> Lines of data
########################################
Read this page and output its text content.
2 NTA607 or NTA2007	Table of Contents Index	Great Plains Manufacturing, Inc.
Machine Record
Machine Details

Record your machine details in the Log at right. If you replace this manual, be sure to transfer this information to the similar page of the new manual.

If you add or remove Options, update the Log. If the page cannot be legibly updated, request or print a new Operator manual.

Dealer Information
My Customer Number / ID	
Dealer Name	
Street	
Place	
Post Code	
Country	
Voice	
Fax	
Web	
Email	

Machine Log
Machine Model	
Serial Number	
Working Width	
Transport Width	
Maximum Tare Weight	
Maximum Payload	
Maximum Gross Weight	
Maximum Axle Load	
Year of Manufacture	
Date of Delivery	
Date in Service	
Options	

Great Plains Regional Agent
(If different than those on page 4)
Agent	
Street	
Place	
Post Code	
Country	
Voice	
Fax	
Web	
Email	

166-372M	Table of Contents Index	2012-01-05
########################################
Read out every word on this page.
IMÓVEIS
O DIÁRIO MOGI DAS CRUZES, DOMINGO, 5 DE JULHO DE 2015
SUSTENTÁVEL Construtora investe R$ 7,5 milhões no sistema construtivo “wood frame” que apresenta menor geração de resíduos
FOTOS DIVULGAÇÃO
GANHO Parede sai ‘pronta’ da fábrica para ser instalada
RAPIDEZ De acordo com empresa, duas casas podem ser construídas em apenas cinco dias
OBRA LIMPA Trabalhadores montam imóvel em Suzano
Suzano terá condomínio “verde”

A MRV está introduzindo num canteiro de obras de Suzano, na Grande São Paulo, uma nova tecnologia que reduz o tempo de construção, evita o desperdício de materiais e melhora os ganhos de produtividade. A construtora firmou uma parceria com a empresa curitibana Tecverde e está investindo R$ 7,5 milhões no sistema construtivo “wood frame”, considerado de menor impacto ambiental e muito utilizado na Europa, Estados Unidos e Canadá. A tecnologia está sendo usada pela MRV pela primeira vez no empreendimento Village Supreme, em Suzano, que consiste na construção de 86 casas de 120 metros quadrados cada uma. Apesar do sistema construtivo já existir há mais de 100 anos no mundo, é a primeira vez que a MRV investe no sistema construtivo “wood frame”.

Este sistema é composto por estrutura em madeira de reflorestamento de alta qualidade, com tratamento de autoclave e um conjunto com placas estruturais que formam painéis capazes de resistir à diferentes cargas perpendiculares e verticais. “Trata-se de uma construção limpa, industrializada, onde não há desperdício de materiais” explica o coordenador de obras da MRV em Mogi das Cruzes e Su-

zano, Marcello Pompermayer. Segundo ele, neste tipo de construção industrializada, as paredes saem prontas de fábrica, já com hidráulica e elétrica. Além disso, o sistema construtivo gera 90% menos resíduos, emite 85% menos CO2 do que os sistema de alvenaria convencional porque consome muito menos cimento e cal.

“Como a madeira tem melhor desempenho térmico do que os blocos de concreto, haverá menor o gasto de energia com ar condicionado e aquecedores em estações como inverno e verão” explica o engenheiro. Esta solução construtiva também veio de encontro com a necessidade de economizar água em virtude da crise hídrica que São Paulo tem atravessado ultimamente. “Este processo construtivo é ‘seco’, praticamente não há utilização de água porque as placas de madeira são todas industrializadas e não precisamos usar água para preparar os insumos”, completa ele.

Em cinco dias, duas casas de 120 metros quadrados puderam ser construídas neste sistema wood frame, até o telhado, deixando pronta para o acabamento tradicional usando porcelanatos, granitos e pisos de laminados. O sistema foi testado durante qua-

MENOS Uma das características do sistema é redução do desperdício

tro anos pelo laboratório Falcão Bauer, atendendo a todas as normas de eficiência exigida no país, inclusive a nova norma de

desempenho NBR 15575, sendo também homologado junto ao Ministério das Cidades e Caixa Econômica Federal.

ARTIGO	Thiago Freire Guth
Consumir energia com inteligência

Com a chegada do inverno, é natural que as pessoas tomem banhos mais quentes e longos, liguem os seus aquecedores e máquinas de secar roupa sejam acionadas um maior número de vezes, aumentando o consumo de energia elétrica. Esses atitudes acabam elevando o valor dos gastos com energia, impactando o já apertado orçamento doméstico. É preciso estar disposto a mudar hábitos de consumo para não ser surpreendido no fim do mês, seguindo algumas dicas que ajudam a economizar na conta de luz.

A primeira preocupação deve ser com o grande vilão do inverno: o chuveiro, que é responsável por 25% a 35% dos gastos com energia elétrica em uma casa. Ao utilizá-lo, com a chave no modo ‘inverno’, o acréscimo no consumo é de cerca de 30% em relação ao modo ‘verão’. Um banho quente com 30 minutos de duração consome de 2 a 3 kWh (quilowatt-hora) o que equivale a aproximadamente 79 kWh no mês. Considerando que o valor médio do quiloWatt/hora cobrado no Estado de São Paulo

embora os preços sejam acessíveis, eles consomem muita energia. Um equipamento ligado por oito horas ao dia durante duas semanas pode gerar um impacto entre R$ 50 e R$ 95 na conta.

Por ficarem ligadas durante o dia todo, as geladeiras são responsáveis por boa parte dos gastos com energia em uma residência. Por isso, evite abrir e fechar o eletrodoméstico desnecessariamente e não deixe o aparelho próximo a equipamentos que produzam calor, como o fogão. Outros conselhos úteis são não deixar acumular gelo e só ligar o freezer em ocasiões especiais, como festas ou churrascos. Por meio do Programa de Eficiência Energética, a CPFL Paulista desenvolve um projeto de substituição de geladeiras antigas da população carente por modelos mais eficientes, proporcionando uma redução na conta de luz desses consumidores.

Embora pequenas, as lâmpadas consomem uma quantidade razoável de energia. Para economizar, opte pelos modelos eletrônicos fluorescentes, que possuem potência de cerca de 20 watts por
########################################
Go through the data above and find the lines with the word "casas". Copy each of those lines.

RAPIDEZ De acordo com empresa, duas casas podem ser construídas em apenas cinco dias
A MRV está introduzindo num canteiro de obras de Suzano, na Grande São Paulo, uma nova tecnologia que reduz o tempo de construção, evita o desperdício de materiais e melhora os ganhos de produtividade. A construtora firmou uma parceria com a empresa curitibana Tecverde e está investindo R$ 7,5 milhões no sistema construtivo “wood frame”, considerado de menor impacto ambiental e muito utilizado na Europa, Estados Unidos e Canadá. A tecnologia está sendo usada pela MRV pela primeira vez no empreendimento Village Supreme, em Suzano, que consiste na construção de 86 casas de 120 metros quadrados cada uma. Apesar do sistema construtivo já existir há mais de 100 anos no mundo, é a primeira vez que a MRV investe no sistema construtivo “wood frame”.
Em cinco dias, duas casas de 120 metros quadrados puderam ser construídas neste sistema wood frame, até o telhado, deixando pronta para o acabamento tradicional usando porcelanatos, granitos e pisos de laminados. O sistema foi testado durante qua-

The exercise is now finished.